INSTRUCTIONS FOR THE TASK: Say how many lines hold the string "Height", and nothing more.
━━━ PROVIDED INFORMATION ━━━
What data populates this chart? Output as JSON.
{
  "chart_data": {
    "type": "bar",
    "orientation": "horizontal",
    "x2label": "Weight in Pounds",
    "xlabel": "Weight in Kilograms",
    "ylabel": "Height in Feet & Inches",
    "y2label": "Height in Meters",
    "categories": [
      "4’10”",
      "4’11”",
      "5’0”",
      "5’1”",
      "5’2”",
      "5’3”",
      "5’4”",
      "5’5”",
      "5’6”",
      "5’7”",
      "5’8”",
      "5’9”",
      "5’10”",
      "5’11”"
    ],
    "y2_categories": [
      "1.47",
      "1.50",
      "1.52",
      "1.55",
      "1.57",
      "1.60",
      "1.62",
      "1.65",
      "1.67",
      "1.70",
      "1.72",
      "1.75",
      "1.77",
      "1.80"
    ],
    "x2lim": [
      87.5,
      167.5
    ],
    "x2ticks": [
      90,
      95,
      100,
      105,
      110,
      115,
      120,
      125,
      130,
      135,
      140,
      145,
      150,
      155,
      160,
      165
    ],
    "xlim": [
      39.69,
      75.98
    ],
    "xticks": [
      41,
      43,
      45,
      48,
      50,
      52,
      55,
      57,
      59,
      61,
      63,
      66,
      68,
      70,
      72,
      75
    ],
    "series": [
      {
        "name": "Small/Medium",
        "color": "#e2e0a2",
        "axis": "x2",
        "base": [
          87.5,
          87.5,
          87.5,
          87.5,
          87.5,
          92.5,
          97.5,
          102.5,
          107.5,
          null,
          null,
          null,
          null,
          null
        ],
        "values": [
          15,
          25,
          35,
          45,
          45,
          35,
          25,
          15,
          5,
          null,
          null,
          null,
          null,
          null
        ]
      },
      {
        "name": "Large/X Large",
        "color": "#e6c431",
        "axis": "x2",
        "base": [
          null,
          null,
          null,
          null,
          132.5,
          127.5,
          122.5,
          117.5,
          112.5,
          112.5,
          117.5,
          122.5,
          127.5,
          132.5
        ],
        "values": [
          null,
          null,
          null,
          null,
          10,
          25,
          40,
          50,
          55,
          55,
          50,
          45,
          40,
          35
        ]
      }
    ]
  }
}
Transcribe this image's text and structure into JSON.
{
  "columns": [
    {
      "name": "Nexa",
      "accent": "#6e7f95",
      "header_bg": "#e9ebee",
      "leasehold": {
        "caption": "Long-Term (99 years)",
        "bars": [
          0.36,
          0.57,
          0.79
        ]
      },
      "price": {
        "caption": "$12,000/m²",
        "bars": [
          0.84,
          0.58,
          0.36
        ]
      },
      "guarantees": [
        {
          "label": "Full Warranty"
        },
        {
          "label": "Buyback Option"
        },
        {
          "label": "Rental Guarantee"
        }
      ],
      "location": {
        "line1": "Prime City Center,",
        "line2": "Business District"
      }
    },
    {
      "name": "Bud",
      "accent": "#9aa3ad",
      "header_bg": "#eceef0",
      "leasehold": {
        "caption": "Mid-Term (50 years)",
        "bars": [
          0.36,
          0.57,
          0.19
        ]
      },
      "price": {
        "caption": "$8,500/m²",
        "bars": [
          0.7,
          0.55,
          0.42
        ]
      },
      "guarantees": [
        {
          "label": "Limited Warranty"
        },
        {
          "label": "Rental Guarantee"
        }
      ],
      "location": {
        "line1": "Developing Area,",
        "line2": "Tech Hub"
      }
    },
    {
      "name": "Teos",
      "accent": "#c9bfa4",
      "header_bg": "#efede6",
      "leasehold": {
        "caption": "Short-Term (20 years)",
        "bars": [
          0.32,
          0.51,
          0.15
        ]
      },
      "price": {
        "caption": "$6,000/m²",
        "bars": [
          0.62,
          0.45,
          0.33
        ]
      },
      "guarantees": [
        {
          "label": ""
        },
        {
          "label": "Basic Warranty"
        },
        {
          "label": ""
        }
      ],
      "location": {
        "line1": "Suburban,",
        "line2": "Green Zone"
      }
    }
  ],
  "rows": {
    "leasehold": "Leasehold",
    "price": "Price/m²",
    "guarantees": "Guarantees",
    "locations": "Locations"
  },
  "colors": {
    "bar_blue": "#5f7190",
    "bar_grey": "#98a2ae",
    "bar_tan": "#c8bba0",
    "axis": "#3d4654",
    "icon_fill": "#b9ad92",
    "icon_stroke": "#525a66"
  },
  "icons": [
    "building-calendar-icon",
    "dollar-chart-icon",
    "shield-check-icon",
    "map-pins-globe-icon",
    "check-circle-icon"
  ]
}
━━━
OUTPUT BELOW: 2